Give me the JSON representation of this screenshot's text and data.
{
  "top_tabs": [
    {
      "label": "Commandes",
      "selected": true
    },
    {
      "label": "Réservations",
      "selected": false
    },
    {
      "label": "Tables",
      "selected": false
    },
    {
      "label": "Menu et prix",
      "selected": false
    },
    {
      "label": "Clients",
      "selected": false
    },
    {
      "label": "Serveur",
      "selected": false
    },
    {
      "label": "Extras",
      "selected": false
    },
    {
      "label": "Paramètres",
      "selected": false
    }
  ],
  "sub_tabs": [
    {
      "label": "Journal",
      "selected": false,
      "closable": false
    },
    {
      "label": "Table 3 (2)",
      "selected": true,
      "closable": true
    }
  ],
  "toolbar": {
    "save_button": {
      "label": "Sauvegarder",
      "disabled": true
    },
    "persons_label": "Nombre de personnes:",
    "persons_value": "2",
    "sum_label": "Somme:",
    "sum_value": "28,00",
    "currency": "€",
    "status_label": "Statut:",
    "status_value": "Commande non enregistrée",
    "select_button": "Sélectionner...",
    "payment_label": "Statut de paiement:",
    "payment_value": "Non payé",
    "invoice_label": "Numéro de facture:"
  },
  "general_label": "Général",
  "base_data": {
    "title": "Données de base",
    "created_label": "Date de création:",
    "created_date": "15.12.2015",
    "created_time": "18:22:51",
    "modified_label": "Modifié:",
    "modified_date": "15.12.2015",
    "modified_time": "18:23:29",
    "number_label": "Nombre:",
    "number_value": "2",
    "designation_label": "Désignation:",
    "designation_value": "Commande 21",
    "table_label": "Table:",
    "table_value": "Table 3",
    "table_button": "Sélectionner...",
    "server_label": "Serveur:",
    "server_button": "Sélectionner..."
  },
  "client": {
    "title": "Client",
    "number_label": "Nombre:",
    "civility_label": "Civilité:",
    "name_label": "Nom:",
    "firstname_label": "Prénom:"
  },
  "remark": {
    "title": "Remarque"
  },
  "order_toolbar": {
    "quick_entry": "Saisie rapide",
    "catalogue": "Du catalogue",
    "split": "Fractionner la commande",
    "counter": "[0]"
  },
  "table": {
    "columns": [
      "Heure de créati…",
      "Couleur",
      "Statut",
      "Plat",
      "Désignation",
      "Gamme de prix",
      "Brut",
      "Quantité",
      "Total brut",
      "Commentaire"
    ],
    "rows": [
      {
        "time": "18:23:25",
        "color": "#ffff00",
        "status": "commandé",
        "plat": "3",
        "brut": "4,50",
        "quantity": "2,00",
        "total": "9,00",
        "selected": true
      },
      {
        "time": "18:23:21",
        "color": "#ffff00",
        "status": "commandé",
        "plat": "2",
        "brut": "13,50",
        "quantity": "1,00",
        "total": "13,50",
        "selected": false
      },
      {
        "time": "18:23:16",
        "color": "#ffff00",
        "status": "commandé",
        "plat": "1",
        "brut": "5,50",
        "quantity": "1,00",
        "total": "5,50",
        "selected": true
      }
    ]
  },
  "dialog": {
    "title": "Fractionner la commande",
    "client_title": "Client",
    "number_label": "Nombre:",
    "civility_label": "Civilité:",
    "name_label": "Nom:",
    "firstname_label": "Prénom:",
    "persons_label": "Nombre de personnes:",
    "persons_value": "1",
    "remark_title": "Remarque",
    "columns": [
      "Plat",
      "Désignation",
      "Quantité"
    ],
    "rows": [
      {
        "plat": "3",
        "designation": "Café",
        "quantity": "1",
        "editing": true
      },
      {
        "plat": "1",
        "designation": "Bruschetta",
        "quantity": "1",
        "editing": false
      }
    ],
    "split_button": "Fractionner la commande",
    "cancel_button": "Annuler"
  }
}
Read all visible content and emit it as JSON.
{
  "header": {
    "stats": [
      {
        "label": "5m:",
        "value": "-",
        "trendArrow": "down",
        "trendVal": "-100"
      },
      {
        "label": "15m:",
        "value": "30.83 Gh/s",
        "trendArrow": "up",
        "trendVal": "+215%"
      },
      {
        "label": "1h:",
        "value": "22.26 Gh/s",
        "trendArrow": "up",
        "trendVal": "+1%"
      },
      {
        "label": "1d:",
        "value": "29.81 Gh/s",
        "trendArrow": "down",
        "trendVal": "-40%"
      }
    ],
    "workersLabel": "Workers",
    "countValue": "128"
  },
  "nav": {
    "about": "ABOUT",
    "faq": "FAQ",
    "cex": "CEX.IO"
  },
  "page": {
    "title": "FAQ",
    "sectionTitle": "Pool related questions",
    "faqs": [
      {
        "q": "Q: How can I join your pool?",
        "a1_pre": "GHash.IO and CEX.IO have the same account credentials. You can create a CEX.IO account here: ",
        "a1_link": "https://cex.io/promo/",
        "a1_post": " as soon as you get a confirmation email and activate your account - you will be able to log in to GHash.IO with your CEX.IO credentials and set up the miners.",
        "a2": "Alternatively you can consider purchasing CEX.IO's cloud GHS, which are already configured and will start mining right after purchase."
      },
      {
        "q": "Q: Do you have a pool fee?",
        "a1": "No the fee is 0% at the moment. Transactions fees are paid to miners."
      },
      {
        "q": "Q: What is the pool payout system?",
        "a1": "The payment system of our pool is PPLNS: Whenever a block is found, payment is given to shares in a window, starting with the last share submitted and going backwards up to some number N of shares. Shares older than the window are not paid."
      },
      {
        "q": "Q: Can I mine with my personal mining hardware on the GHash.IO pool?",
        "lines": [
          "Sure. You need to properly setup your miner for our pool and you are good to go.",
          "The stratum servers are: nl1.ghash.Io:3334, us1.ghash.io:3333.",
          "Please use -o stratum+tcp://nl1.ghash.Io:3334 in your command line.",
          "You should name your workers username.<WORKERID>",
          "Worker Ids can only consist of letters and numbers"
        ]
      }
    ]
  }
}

# TASK REQUIREMENTS
Filter lines by "true" and return each hit.

# SOLUTION TO THIS TASK
      "selected": true
      "selected": true,
      "closable": true
      "disabled": true
        "selected": true
        "selected": true
        "editing": true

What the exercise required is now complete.